**Testo fornito:**
*****

Difficile anche per il potere capitalistico come ci è ripetutamente confermato dalle crisi e dalla scomparsa di imprese che pure avevano prestigio e forza. Crisi anche del capitalismo dominante, che non colpisce un solo paese, ma tutti, sia pure con modalità differenti.

In questo complicato complesso di crisi che investe paesi e settori occorre tornare alla politica (che pure si è svalutata) e così “Per un partito del lavoro” è il titolo del capitolo conclusivo: «Quando la crisi svela l’insopportabilità dello stato di cose esistente, non solo per gli operai, ma anche per i ceti medi….. allora la questione sociale torna corposamente in campo». E ci vuole un partito che, secondo la Costituzione, garantisca «l’effettiva partecipazione di tutti i lavoratori all’organizzazione politica, economica e sociale del paese».

In questo modo – a mio parere – si affronta l’attuale gravissima crisi della sinistra italiana.

Gli attuali tentativi diplomatici e meritevoli direi, di rimettere insieme i vari pezzi che rimangono della sinistra storica nell’intento di ricostituire una forza seria, con aggiustamenti ed emendamenti vari, sono logoranti e vani.

Ci vuole una seria analisi dello stato dei fatti e tentare di avviare una battaglia sociale e anche politica di conseguenza per la costruzione di un partito del lavoro del tutto nuovo che prenda atto delle nuove realtà’.

*****

**Elenco fornito:**
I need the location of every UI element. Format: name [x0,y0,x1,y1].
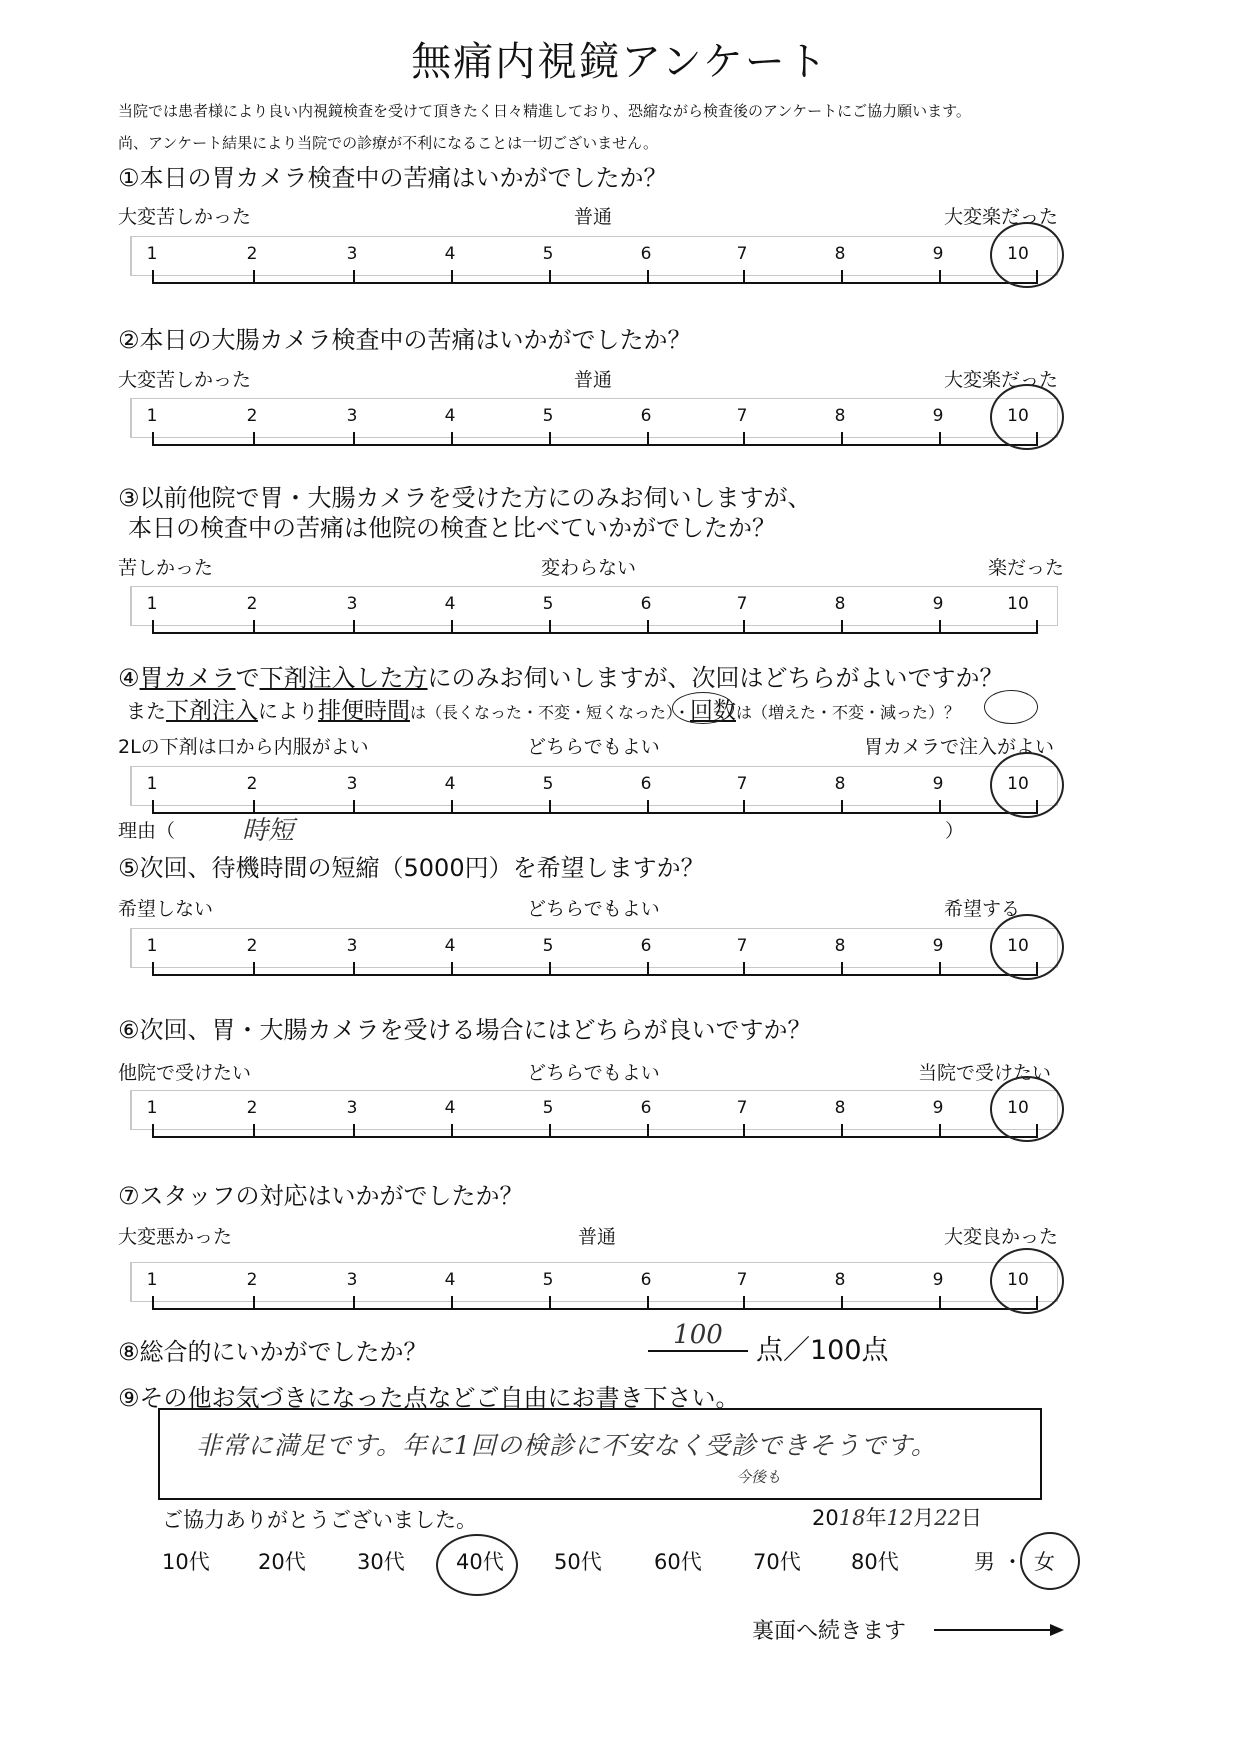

*****

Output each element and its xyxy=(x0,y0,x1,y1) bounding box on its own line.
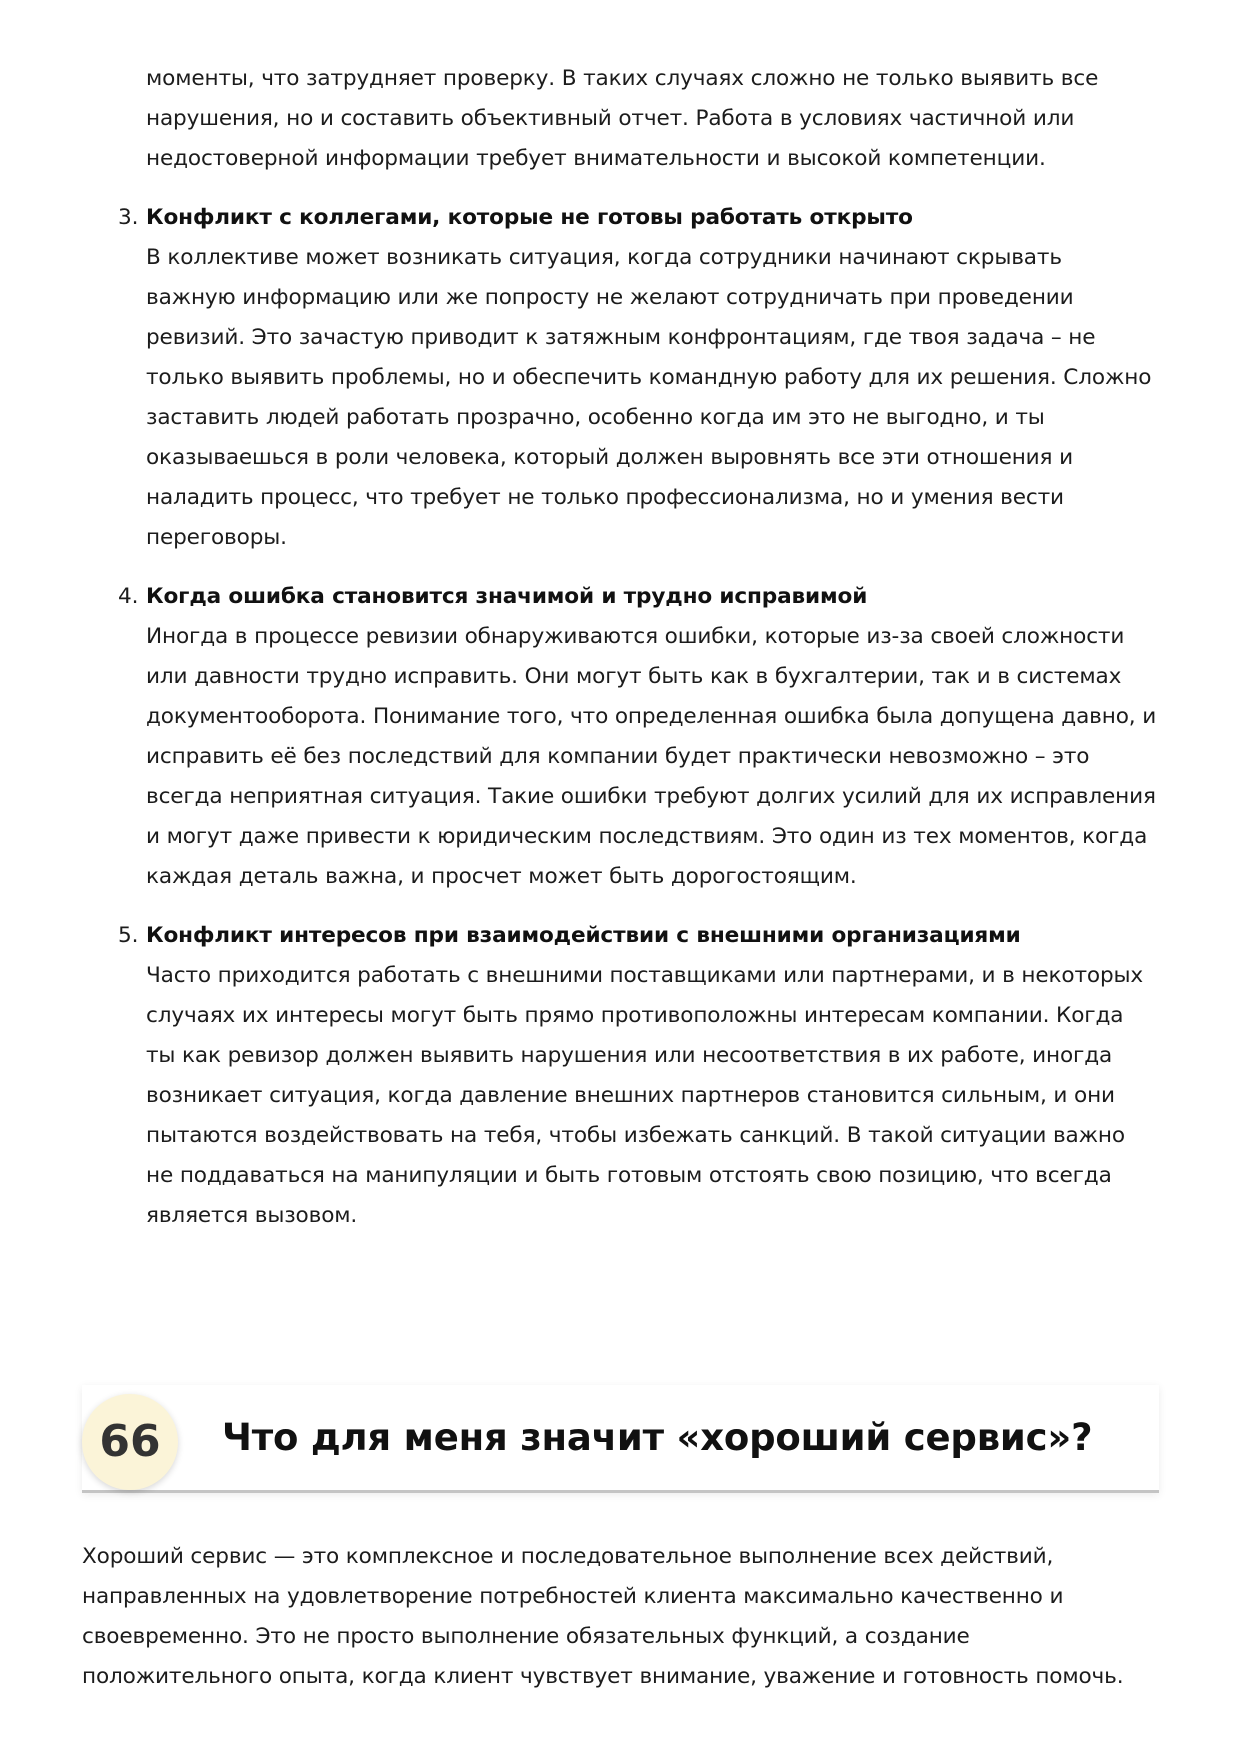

*****

**Istruzioni dei compiti:**
1. Nel testo sulla crisi della sinistra, che titolo ha il capitolo conclusivo?
2. Prosegui il testo sulla crisi della sinistra a partire dalla sua ultima frase.

**Risposte ai compiti:**
1. «Per un partito del lavoro».

2.
Ci sono nuovi processi di automazione, riduzione dell’impiego di lavoro umano, globalizzazione per cui una produzione di un paesetto cinese fa concorrenza a quella della provincia di Bergamo.

Come ci raccomanda Mario Sai dovremmo impegnarci alla costruzione del partito del lavoro. Lavoro che nel corso degli ultimi decenni è profondamente cambiato. Direi che siamo come al tempo delle prime macchine a vapore o come scrive Sai della catena di montaggio.

Siamo ad un passaggio storico in un mondo globalizzato e nel quale emergono nuovi pericolosi conflitti; di tutto questo dobbiamo renderci conto e toglierci l’illusione che con un po’ di buona volontà si possa dar vita ad una forte sinistra mettendo insieme quel che ancora (ma per quanto tempo ancora?) resta del nostro glorioso passato.

Grazie a Mario Sai, a Ivan Pedretti e Fabrizio Barca e impegniamoci per un partito del lavoro nuovo.

Aggiungo che conto molto sull’impegno dei compagni che tengono ancora in campo il manifesto, sempre combattivo, e ancora con la testatina “quotidiano comunista”.